Given instruction:
Scan the data below for the string "zbiorów". Copy every line where it appears.

Stored records:
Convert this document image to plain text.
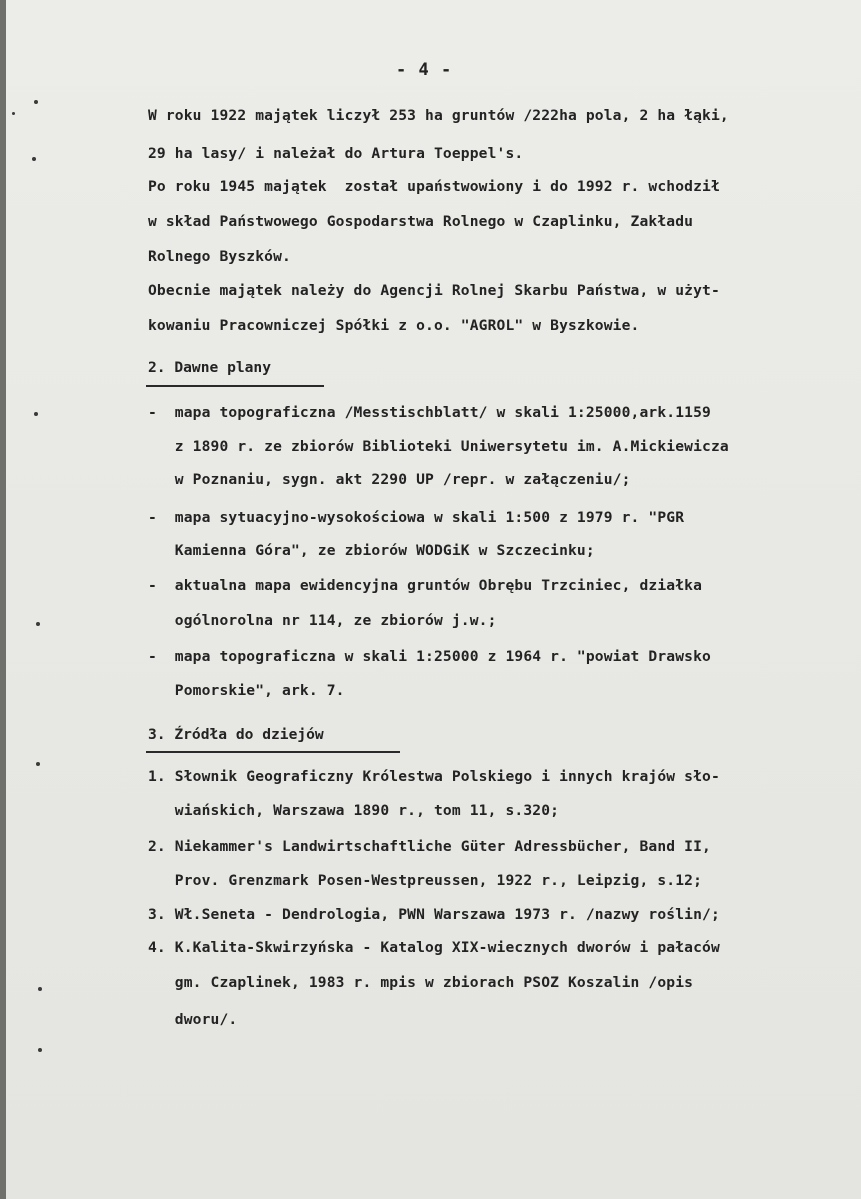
- 4 -
W roku 1922 majątek liczył 253 ha gruntów /222ha pola, 2 ha łąki,
29 ha lasy/ i należał do Artura Toeppel's.
Po roku 1945 majątek  został upaństwowiony i do 1992 r. wchodził
w skład Państwowego Gospodarstwa Rolnego w Czaplinku, Zakładu
Rolnego Byszków.
Obecnie majątek należy do Agencji Rolnej Skarbu Państwa, w użyt-
kowaniu Pracowniczej Spółki z o.o. "AGROL" w Byszkowie.
2. Dawne plany
-  mapa topograficzna /Messtischblatt/ w skali 1:25000,ark.1159
z 1890 r. ze zbiorów Biblioteki Uniwersytetu im. A.Mickiewicza
w Poznaniu, sygn. akt 2290 UP /repr. w załączeniu/;
-  mapa sytuacyjno-wysokościowa w skali 1:500 z 1979 r. "PGR
Kamienna Góra", ze zbiorów WODGiK w Szczecinku;
-  aktualna mapa ewidencyjna gruntów Obrębu Trzciniec, działka
ogólnorolna nr 114, ze zbiorów j.w.;
-  mapa topograficzna w skali 1:25000 z 1964 r. "powiat Drawsko
Pomorskie", ark. 7.
3. Źródła do dziejów
1. Słownik Geograficzny Królestwa Polskiego i innych krajów sło-
wiańskich, Warszawa 1890 r., tom 11, s.320;
2. Niekammer's Landwirtschaftliche Güter Adressbücher, Band II,
Prov. Grenzmark Posen-Westpreussen, 1922 r., Leipzig, s.12;
3. Wł.Seneta - Dendrologia, PWN Warszawa 1973 r. /nazwy roślin/;
4. K.Kalita-Skwirzyńska - Katalog XIX-wiecznych dworów i pałaców
gm. Czaplinek, 1983 r. mpis w zbiorach PSOZ Koszalin /opis
dworu/.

Complete response:
z 1890 r. ze zbiorów Biblioteki Uniwersytetu im. A.Mickiewicza
Kamienna Góra", ze zbiorów WODGiK w Szczecinku;
ogólnorolna nr 114, ze zbiorów j.w.;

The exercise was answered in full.